#### Goal
Repeat each line word for word.
— BEGIN Data supplied —
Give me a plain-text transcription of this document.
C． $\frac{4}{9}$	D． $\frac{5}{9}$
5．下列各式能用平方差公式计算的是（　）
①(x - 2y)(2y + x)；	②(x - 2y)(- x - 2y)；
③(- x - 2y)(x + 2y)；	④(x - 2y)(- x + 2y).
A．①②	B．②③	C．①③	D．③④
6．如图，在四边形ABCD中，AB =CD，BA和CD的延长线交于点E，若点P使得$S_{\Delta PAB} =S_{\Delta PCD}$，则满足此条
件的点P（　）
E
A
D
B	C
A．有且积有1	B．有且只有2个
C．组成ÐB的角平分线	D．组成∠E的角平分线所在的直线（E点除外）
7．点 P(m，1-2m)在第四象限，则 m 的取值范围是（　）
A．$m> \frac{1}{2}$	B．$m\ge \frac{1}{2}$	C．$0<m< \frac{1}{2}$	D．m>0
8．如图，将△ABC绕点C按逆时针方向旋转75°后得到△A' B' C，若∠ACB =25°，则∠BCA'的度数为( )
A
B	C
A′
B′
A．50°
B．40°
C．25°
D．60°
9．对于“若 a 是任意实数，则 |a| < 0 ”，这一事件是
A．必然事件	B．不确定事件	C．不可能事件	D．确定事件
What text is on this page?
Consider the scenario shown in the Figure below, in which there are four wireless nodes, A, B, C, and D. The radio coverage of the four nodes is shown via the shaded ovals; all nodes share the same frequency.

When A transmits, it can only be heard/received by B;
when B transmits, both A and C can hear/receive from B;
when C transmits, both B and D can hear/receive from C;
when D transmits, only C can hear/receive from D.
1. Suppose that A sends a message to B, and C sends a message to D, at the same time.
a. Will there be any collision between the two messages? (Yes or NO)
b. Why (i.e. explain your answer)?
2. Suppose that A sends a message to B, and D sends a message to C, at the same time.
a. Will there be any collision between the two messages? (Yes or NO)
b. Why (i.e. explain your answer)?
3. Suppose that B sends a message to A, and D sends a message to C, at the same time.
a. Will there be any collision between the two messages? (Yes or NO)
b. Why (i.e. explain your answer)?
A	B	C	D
— END Data supplied —
#### Final result
Give me a plain-text transcription of this document.
C． $\frac{4}{9}$	D． $\frac{5}{9}$
5．下列各式能用平方差公式计算的是（　）
①(x - 2y)(2y + x)；	②(x - 2y)(- x - 2y)；
③(- x - 2y)(x + 2y)；	④(x - 2y)(- x + 2y).
A．①②	B．②③	C．①③	D．③④
6．如图，在四边形ABCD中，AB =CD，BA和CD的延长线交于点E，若点P使得$S_{\Delta PAB} =S_{\Delta PCD}$，则满足此条
件的点P（　）
E
A
D
B	C
A．有且积有1	B．有且只有2个
C．组成ÐB的角平分线	D．组成∠E的角平分线所在的直线（E点除外）
7．点 P(m，1-2m)在第四象限，则 m 的取值范围是（　）
A．$m> \frac{1}{2}$	B．$m\ge \frac{1}{2}$	C．$0<m< \frac{1}{2}$	D．m>0
8．如图，将△ABC绕点C按逆时针方向旋转75°后得到△A' B' C，若∠ACB =25°，则∠BCA'的度数为( )
A
B	C
A′
B′
A．50°
B．40°
C．25°
D．60°
9．对于“若 a 是任意实数，则 |a| < 0 ”，这一事件是
A．必然事件	B．不确定事件	C．不可能事件	D．确定事件
What text is on this page?
Consider the scenario shown in the Figure below, in which there are four wireless nodes, A, B, C, and D. The radio coverage of the four nodes is shown via the shaded ovals; all nodes share the same frequency.

When A transmits, it can only be heard/received by B;
when B transmits, both A and C can hear/receive from B;
when C transmits, both B and D can hear/receive from C;
when D transmits, only C can hear/receive from D.
1. Suppose that A sends a message to B, and C sends a message to D, at the same time.
a. Will there be any collision between the two messages? (Yes or NO)
b. Why (i.e. explain your answer)?
2. Suppose that A sends a message to B, and D sends a message to C, at the same time.
a. Will there be any collision between the two messages? (Yes or NO)
b. Why (i.e. explain your answer)?
3. Suppose that B sends a message to A, and D sends a message to C, at the same time.
a. Will there be any collision between the two messages? (Yes or NO)
b. Why (i.e. explain your answer)?
A	B	C	D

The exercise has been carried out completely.